__Short task__
Read through the entries below and return each line with the word "subtitle".

Start Records supplied

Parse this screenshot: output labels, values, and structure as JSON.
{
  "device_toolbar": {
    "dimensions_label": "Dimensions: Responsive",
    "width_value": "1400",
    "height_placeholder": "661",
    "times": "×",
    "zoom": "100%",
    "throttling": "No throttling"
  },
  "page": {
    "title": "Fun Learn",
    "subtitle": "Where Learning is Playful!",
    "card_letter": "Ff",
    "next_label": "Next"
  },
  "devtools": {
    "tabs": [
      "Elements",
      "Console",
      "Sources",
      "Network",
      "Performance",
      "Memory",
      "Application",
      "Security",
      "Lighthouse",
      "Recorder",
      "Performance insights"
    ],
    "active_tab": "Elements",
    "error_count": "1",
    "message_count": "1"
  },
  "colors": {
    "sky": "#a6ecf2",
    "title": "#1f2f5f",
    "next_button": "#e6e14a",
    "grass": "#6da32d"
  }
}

End Records supplied
Start Records supplied

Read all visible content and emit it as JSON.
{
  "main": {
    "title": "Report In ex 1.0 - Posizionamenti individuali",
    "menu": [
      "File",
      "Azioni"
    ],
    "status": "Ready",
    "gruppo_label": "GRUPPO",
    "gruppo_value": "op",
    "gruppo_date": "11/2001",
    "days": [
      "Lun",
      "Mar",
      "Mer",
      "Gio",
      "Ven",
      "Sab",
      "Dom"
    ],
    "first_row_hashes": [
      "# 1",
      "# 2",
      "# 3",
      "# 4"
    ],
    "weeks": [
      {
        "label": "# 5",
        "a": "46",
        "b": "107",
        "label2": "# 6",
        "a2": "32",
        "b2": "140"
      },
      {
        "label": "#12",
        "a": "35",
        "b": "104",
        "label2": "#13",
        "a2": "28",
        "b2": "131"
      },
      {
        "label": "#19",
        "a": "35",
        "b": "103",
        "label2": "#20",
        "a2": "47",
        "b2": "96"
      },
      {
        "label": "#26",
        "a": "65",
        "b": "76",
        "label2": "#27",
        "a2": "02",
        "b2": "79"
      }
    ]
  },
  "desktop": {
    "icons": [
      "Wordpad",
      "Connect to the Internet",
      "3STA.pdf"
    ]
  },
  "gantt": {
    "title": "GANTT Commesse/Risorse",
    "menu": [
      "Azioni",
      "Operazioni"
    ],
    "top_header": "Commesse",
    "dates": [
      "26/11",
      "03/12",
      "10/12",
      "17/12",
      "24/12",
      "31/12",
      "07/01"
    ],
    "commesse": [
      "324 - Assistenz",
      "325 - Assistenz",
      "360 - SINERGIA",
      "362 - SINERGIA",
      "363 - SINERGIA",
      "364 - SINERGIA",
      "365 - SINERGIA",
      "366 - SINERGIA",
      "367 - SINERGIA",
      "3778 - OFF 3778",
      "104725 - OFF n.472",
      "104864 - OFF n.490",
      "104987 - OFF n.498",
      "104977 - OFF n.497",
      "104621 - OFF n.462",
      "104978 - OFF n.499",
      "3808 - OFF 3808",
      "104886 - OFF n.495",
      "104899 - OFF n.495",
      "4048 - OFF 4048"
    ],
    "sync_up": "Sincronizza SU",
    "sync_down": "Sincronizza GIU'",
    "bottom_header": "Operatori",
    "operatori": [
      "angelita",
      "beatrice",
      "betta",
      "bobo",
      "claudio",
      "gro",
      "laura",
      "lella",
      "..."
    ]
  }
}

End Records supplied
Start Records supplied

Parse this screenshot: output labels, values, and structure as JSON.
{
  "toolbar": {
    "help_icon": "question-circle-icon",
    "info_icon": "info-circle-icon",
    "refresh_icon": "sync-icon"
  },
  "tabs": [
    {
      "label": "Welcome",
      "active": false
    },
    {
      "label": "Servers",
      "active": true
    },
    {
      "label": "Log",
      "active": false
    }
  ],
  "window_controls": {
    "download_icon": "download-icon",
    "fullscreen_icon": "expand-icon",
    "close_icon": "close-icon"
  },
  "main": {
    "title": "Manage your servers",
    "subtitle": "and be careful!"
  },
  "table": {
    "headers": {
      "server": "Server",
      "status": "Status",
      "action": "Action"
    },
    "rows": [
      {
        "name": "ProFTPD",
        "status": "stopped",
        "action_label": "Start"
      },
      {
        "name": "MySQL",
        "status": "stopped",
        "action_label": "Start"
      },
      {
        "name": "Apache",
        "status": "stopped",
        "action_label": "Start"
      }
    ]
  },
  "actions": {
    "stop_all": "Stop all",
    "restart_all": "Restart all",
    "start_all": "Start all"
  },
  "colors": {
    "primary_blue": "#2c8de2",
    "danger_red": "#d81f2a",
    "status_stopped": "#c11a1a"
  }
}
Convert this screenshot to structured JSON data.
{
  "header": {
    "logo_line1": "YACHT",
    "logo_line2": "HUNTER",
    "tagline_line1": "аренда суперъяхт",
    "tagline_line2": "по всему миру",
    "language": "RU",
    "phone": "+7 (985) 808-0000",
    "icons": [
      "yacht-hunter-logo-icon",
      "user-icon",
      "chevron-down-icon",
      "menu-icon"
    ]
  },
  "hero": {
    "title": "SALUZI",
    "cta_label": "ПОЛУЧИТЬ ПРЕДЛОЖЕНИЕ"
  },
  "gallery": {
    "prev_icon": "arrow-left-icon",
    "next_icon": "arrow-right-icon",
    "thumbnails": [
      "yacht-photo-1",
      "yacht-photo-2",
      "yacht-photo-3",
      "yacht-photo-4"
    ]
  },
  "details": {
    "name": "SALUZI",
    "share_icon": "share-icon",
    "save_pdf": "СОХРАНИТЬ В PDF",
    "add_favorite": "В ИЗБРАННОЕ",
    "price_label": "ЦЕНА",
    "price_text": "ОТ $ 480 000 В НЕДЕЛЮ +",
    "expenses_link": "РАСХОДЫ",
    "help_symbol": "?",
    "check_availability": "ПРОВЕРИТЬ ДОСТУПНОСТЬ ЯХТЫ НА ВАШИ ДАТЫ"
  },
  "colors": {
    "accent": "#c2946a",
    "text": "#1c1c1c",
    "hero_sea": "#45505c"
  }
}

End Records supplied

__Response below__
    "subtitle": "Where Learning is Playful!",
    "subtitle": "and be careful!"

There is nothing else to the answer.